Instruction: All lines featuring the string "pagar" are to be listed.
———
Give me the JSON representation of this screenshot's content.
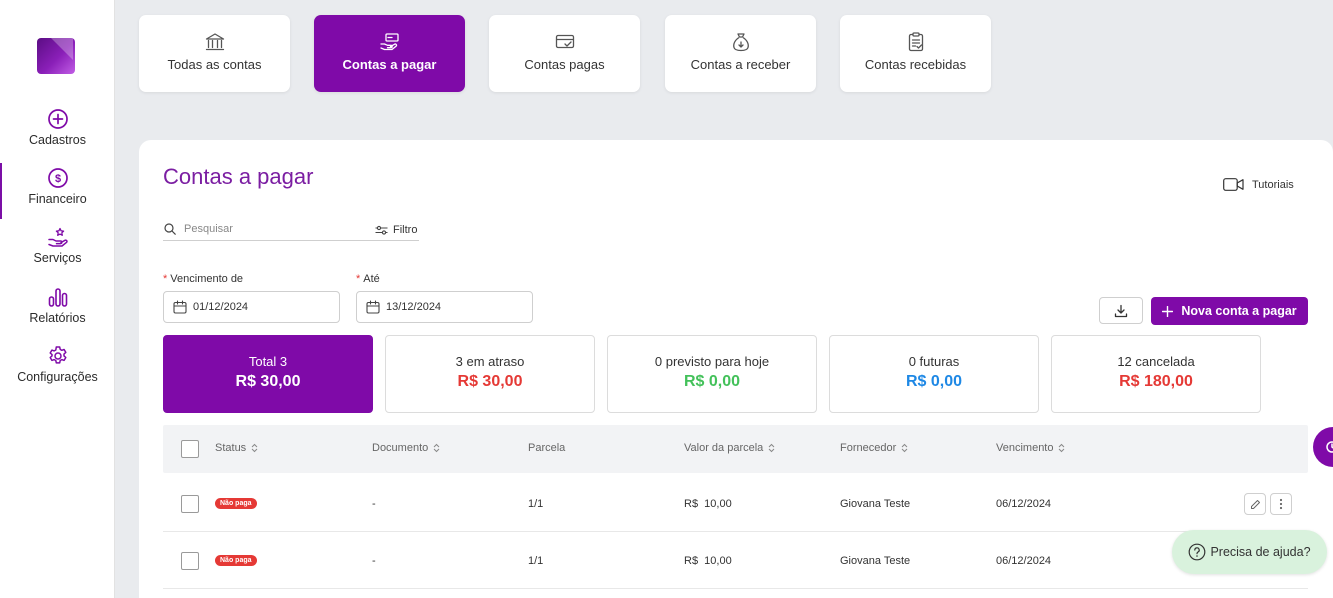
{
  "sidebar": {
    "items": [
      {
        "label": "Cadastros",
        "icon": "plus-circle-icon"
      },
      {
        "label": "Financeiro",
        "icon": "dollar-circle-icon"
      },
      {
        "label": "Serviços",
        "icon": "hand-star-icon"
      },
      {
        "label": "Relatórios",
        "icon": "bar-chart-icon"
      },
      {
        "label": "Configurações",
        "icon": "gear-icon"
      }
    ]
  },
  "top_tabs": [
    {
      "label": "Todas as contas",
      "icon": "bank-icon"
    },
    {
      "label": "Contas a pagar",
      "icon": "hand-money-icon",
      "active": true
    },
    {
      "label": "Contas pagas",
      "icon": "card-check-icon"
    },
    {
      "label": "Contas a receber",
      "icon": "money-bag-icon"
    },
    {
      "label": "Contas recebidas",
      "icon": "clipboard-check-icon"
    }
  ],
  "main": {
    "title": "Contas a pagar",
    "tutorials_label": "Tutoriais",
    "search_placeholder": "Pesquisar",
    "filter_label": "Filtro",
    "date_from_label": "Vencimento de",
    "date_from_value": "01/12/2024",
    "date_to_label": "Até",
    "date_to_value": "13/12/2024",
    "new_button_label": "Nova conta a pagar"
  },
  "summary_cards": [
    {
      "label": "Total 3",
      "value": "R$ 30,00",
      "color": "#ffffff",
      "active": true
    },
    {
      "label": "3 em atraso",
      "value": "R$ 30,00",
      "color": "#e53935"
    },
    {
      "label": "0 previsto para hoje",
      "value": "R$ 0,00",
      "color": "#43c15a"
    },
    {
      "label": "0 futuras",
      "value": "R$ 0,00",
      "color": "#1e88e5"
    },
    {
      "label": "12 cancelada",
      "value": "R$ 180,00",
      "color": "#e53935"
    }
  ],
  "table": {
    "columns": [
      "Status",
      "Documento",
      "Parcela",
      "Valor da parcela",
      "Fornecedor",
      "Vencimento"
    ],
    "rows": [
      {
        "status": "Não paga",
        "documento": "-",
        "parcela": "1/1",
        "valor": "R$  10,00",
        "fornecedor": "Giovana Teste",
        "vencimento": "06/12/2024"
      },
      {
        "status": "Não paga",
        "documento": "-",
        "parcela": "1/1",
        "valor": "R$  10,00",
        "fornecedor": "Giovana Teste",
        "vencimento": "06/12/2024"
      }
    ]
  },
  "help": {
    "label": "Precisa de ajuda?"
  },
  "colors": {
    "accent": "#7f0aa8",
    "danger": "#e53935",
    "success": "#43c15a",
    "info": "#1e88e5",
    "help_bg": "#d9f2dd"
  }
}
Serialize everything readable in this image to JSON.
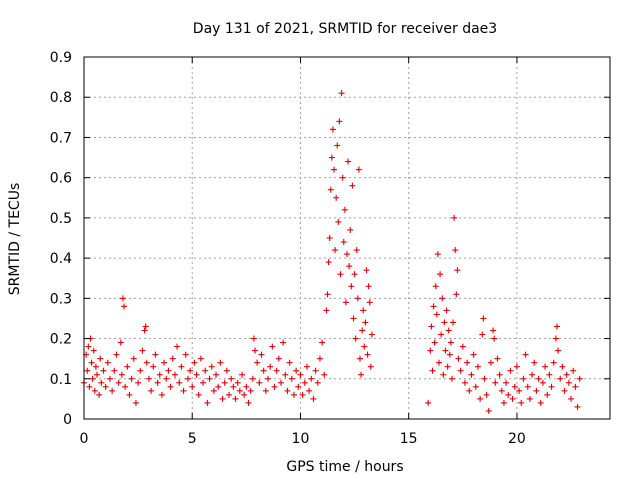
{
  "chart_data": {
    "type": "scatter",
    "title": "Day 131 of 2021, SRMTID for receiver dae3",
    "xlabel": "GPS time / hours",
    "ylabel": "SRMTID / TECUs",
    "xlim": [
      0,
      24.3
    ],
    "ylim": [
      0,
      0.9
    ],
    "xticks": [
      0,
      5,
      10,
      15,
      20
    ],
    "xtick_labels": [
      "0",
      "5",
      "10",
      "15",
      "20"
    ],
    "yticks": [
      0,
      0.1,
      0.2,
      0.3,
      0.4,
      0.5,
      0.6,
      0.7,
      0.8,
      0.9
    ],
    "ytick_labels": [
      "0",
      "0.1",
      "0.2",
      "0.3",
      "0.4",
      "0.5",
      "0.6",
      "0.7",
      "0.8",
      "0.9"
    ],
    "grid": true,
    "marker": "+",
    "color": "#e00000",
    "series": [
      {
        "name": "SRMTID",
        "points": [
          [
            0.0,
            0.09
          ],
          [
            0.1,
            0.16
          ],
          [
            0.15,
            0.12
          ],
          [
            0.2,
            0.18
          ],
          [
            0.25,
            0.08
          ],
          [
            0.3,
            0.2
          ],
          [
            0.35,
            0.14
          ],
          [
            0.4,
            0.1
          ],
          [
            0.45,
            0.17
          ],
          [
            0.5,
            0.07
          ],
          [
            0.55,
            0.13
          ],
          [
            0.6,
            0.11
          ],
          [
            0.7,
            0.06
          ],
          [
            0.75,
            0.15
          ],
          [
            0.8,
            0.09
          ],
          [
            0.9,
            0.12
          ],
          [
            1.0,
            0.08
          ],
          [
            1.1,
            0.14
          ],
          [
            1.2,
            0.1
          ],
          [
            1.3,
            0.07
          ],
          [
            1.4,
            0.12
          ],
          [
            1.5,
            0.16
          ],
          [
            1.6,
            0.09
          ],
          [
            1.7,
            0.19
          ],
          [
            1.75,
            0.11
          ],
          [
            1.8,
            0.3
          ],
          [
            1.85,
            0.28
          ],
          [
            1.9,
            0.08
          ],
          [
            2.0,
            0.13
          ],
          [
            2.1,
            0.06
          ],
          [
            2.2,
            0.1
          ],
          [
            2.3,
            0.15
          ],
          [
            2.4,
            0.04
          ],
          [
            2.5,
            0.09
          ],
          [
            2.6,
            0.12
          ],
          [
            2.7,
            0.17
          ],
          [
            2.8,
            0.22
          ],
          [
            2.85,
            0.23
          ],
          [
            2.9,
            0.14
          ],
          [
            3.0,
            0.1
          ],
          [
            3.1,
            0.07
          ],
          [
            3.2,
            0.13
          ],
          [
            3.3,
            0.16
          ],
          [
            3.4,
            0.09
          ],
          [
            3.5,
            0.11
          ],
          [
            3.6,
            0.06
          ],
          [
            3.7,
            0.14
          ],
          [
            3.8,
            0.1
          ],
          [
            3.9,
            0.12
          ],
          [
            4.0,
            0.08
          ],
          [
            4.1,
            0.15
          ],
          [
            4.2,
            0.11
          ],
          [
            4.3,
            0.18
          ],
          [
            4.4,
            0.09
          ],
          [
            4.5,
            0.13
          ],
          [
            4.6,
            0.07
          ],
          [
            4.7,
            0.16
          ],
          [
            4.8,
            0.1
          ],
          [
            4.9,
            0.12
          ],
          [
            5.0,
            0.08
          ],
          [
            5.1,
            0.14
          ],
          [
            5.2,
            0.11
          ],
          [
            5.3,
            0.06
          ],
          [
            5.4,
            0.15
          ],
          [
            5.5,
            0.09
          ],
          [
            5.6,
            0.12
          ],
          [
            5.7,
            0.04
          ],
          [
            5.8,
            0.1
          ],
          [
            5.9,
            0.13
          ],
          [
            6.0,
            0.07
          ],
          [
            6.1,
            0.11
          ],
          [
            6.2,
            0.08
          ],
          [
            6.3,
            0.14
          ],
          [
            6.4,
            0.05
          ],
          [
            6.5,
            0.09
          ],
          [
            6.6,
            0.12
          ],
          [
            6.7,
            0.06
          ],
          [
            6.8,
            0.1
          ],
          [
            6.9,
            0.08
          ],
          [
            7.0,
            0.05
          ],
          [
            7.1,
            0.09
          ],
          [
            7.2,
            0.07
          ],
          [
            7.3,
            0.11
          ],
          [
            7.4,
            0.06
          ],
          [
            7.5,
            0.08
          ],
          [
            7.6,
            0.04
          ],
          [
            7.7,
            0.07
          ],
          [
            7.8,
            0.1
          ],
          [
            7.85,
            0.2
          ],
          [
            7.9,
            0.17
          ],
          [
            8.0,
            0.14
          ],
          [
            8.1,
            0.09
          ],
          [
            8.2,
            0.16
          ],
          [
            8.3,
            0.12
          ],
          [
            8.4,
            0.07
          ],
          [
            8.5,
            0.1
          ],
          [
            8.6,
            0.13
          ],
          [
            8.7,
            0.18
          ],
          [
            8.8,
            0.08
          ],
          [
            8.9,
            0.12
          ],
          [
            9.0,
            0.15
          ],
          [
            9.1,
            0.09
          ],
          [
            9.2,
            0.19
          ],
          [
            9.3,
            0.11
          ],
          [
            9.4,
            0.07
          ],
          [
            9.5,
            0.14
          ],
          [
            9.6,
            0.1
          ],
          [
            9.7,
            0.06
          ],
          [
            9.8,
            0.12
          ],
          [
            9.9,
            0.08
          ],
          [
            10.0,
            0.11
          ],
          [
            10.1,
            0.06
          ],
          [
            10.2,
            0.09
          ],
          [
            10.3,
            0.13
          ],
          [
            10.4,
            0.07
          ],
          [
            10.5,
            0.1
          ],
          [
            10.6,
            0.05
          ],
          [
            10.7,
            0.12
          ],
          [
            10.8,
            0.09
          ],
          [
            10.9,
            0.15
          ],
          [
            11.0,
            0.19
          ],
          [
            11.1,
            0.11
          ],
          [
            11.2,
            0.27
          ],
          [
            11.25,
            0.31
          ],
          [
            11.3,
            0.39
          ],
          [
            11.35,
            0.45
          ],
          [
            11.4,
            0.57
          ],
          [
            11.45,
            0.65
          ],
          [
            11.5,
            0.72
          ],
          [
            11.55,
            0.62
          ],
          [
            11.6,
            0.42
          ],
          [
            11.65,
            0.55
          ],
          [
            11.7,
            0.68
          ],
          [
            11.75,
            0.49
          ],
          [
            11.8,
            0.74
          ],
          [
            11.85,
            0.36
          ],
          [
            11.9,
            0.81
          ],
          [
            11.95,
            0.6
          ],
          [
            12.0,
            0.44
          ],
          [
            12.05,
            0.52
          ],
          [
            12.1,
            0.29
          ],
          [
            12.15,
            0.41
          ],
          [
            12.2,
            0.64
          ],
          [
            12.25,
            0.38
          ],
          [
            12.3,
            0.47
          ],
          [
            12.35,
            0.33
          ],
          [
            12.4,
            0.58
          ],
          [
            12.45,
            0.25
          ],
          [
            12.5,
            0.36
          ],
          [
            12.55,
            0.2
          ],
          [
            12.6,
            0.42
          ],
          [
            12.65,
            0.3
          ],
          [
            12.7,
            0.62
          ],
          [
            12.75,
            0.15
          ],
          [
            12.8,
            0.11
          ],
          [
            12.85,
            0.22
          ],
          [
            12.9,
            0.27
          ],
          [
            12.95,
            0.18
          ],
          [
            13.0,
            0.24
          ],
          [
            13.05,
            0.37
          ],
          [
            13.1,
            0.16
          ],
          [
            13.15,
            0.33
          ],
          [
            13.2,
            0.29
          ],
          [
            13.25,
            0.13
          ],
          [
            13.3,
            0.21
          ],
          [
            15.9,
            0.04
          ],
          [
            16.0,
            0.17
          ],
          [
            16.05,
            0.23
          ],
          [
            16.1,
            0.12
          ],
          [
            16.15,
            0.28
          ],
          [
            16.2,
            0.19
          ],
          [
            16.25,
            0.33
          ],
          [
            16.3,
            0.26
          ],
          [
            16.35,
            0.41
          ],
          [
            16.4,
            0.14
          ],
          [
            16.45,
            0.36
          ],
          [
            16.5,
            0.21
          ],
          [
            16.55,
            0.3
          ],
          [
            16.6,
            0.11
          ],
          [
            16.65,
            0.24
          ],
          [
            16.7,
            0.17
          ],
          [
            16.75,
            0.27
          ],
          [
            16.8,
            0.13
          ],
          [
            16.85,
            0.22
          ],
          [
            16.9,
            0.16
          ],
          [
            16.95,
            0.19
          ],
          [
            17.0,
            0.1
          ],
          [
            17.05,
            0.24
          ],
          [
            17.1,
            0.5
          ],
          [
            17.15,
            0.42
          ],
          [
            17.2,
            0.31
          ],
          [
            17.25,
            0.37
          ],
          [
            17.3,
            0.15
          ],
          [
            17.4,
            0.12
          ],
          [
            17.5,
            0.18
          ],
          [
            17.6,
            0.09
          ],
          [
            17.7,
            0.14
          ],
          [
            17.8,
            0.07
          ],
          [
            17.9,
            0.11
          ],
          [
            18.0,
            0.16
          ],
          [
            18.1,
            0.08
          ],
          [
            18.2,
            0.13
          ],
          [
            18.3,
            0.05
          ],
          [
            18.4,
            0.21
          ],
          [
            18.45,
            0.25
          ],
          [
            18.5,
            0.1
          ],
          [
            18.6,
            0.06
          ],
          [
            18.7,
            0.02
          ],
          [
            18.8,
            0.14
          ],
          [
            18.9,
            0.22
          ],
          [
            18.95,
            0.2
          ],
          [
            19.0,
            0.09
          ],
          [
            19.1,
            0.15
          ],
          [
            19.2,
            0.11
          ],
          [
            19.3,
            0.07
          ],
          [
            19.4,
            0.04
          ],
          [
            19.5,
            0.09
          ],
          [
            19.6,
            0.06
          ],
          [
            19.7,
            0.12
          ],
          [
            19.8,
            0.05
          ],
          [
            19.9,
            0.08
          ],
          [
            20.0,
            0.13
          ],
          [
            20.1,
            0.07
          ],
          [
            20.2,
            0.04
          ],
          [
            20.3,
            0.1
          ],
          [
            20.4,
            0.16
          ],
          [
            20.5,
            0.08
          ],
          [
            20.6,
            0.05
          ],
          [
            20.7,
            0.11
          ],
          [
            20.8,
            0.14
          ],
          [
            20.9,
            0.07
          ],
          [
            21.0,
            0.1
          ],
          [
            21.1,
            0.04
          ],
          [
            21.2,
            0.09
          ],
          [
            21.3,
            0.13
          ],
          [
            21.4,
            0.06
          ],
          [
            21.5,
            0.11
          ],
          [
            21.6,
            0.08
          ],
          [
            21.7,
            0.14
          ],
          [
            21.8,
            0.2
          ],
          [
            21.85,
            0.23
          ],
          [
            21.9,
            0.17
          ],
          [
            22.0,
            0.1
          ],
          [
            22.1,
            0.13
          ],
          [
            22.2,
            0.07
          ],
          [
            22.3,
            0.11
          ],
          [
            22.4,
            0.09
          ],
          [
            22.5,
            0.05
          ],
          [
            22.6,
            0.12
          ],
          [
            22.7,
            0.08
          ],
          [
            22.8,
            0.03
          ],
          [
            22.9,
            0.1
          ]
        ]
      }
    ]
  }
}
———
Exercise solution:
      "label": "Contas a pagar",
    "title": "Contas a pagar",
    "new_button_label": "Nova conta a pagar"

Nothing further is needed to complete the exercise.